Text shown ▸
————
After making contact with Seeley and securing funding, the four researchers developed a model theorizing how bees would be allocated throughout flower patches of different “profitability.” They predicted honeybees had developed a flexible system that brought large returns and permitted colonies to adapt to constantly changing environments. Tovey and Seeley went on test the model in the field by labelling 4,000 bees in Seeley’s research colony and testing their behaviors. To the researchers’ great pride, the bees followed the engineering model and operated at maximum efficiency.
The engineers had their “honeybee algorithm”—an organized, efficient, adaptable system—but they did not know how to make use of it. However, more than ten years later, a Sunil Nakrani approached Tovey at Georgia Tech about working with him on his dissertation. Nakrani sought to determine the most efficient way to allocate web-hosting computer servers among different applications to meet the demands of internet traffic. These servers apply to everything from online banking to social media.
At that time, Tovey saw the web-hosting problem perfectly aligned with foraging problems and began working with Nakrani to apply the honeybee algorithm so that servers could self-organize to allocate themselves to clients (just as honeybees do to flower patches). After testing the algorithm against other methods, Tovey’s outperformed the others by up to 20 percent.
Because of Tovey’s team’s work, people benefit from the honeybee algorithm’s efficiency every time they use the internet because it helps manage sudden spikes in demand and prevents long queues. While it may seem a small accomplishment, the growing field of self-organizing systems and “biomimicry” is leading to incredible innovations that wouldn’t have been possible without the inspiration of bees, ants, and other social insects. It shows how much more science could contribute than we could have believed if we aspired to unexpected projects whose practical purpose may not be immediately apparent.
————
Information supplied ▸

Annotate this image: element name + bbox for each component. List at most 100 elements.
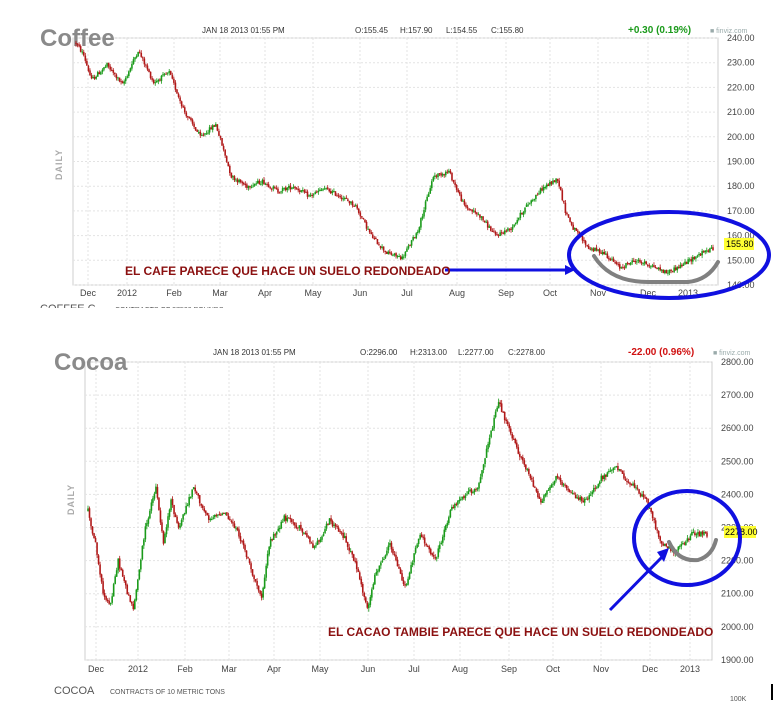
————
Required task 1 ▸
In the text about the honeybee algorithm, how many bees did Tovey and Seeley label in Seeley's research colony?
Required task 2 ▸
Repeat word for word the stretch of the honeybee algorithm text from "The engineers had" through "to social media.".

Result 1 ▸
4,000 bees

Result 2 ▸
The engineers had their “honeybee algorithm”—an organized, efficient, adaptable system—but they did not know how to make use of it. However, more than ten years later, a Sunil Nakrani approached Tovey at Georgia Tech about working with him on his dissertation. Nakrani sought to determine the most efficient way to allocate web-hosting computer servers among different applications to meet the demands of internet traffic. These servers apply to everything from online banking to social media.